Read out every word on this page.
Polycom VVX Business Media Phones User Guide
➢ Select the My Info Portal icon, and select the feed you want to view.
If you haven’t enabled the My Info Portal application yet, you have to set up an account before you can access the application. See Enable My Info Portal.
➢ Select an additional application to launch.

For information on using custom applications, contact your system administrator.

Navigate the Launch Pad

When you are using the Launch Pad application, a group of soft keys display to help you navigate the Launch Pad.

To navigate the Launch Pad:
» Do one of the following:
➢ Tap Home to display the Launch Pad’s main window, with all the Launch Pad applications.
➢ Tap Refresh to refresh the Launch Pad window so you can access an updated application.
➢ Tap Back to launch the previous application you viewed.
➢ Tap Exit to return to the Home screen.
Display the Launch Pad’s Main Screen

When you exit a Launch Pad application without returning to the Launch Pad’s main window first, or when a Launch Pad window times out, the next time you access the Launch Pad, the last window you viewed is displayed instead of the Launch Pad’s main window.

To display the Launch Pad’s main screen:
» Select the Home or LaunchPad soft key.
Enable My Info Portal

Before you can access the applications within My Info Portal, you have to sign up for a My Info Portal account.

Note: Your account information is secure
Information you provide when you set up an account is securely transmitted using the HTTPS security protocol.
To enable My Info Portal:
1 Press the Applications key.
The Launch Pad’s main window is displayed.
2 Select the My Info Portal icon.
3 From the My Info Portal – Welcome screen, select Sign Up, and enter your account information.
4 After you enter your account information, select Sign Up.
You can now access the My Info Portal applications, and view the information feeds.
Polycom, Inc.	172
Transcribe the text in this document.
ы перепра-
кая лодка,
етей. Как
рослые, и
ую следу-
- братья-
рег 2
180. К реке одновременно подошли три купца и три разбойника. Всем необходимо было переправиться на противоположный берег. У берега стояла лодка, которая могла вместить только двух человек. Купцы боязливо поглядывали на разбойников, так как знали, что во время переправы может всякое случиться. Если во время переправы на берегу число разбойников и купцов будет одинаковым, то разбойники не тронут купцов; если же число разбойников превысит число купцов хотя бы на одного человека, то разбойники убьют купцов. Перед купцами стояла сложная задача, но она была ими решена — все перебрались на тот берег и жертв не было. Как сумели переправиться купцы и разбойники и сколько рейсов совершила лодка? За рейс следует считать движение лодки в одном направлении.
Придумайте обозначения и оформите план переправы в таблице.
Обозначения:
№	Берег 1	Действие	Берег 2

◇ ◇ ◇ ◇ ◇ ◇ ◇

#### Task prompt
From the entries above, pull out each line that includes "window".

#### Response
➢ Tap Home to display the Launch Pad’s main window, with all the Launch Pad applications.
➢ Tap Refresh to refresh the Launch Pad window so you can access an updated application.
When you exit a Launch Pad application without returning to the Launch Pad’s main window first, or when a Launch Pad window times out, the next time you access the Launch Pad, the last window you viewed is displayed instead of the Launch Pad’s main window.
The Launch Pad’s main window is displayed.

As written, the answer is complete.